■ **EXERCISE REQUIREMENTS**
Tally up the lines that include "into" and state that number by itself.

(Records from a data source)
########################################

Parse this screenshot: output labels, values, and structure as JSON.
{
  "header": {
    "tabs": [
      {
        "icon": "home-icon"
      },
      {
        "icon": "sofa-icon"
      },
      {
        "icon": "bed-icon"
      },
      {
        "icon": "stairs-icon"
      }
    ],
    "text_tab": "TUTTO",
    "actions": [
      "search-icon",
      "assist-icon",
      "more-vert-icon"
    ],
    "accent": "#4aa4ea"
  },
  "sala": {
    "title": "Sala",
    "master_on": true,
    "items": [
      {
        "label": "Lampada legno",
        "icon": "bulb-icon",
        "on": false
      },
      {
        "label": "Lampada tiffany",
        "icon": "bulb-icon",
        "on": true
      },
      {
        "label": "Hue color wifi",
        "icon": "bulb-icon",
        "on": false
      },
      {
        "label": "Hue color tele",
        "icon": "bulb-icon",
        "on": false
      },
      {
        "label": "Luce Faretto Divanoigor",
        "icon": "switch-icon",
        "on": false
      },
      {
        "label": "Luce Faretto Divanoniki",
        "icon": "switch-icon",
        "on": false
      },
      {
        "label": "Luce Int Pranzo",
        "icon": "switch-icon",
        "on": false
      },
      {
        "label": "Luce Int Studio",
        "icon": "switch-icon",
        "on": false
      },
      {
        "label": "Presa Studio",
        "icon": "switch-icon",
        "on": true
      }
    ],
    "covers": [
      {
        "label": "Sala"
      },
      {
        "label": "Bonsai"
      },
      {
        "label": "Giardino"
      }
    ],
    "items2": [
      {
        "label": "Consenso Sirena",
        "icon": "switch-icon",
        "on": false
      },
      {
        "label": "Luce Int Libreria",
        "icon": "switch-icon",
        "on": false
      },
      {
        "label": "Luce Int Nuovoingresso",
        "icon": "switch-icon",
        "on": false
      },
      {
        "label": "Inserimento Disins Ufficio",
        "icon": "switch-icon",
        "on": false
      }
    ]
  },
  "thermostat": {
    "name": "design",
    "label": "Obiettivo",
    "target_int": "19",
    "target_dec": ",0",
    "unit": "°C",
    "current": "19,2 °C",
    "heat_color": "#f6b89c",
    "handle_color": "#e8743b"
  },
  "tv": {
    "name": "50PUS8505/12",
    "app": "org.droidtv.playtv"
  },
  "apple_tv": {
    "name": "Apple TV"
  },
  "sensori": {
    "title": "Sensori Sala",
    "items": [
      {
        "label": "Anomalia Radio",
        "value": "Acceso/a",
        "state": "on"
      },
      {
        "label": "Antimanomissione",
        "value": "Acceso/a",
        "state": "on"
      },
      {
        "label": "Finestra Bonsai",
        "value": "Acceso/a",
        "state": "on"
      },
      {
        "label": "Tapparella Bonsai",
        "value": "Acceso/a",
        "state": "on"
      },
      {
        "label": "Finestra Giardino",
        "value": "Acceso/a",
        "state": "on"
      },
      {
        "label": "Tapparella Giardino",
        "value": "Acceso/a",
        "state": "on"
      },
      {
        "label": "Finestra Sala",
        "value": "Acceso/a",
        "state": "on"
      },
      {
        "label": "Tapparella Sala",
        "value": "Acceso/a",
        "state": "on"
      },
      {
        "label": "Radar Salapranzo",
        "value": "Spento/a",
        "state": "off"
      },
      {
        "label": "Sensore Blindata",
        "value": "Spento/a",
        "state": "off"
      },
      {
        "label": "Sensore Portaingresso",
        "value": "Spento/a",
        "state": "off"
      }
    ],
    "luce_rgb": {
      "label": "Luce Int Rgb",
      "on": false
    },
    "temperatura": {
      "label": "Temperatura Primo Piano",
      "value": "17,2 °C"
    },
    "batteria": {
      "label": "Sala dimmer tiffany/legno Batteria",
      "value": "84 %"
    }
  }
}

########################################

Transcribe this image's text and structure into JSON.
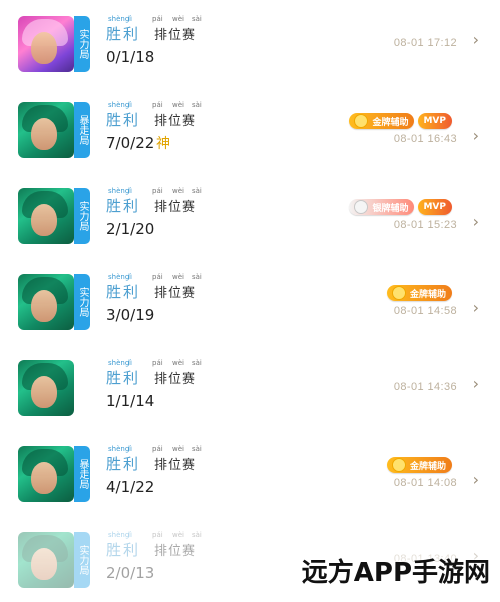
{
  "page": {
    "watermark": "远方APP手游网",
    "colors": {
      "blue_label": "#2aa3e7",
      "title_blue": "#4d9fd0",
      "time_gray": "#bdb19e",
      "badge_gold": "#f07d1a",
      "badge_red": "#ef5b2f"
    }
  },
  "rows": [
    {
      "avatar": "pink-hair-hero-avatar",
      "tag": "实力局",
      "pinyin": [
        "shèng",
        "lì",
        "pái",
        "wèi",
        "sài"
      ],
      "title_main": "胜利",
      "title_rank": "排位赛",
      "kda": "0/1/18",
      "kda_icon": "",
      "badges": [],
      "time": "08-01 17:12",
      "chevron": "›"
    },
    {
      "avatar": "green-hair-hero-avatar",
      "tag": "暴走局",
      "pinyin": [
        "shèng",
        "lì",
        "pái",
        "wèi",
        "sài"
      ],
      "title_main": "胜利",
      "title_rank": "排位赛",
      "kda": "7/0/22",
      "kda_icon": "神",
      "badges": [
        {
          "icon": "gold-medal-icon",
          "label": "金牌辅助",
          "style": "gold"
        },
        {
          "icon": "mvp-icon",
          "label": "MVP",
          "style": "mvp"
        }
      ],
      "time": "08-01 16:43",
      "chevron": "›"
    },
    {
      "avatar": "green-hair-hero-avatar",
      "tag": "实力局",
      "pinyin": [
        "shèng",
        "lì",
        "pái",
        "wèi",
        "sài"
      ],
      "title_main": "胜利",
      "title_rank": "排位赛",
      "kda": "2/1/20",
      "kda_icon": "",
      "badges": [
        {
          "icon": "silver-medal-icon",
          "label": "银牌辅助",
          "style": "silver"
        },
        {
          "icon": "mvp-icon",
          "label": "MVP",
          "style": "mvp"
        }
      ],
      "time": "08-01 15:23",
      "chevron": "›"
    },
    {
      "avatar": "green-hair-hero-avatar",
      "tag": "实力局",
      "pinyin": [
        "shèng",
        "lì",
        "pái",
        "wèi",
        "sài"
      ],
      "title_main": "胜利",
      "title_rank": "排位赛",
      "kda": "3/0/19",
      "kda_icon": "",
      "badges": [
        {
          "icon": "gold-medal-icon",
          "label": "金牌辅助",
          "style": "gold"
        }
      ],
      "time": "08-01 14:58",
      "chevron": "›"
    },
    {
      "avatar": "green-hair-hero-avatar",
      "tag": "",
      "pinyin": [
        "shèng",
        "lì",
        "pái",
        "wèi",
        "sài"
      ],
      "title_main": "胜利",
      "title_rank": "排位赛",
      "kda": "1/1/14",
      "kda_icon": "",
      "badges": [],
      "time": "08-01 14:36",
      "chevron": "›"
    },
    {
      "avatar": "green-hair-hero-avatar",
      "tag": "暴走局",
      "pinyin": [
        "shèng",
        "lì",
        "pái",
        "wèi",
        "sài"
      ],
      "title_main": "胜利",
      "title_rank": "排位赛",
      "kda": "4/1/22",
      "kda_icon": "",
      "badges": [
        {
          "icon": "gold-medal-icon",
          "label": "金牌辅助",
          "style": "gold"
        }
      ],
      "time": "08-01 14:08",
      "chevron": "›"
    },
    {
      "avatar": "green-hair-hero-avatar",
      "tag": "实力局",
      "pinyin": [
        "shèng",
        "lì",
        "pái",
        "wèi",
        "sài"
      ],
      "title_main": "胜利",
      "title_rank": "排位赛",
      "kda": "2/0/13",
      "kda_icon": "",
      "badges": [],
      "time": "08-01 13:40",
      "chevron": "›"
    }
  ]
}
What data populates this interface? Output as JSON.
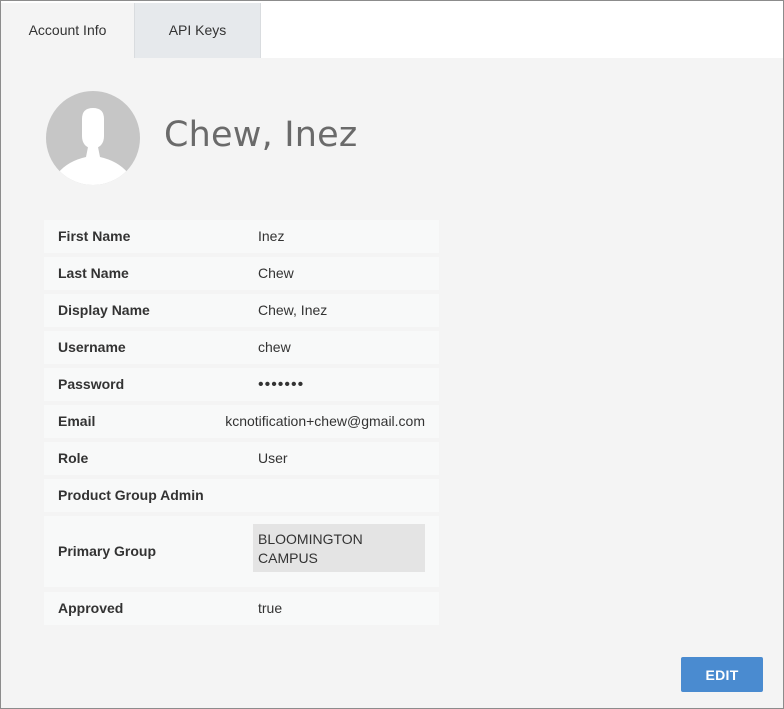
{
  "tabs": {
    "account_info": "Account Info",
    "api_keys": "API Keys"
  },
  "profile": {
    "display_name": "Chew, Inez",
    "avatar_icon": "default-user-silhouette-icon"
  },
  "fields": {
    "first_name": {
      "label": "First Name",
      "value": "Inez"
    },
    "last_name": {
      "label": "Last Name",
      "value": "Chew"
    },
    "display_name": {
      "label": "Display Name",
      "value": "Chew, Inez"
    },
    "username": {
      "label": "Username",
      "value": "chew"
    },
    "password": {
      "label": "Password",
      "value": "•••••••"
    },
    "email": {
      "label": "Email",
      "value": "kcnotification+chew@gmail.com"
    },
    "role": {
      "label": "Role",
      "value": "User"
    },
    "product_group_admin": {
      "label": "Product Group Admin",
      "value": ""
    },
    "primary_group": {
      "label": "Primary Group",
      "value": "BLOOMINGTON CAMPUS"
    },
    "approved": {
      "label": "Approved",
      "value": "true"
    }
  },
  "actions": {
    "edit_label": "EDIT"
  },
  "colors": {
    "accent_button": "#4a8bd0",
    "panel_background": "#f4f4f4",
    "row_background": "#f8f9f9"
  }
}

########################################

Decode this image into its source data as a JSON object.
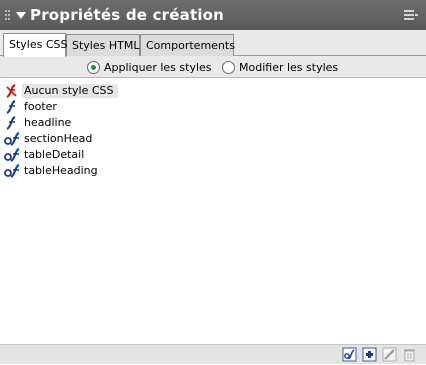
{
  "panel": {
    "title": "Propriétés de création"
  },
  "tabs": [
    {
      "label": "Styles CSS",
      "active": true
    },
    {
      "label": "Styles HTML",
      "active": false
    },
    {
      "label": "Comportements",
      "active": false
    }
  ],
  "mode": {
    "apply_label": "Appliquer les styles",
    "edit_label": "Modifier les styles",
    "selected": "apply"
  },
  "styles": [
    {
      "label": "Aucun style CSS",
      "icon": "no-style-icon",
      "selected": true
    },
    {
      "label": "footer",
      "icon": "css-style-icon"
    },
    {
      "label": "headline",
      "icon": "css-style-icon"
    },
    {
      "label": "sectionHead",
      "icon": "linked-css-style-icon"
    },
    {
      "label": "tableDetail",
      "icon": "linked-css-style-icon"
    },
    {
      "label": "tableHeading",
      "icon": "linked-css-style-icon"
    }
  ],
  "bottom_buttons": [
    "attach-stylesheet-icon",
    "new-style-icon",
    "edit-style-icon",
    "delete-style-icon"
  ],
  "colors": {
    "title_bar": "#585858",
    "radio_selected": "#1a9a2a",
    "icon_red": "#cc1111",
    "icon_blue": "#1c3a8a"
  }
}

########################################

■ **WRITTEN SOLUTION**
2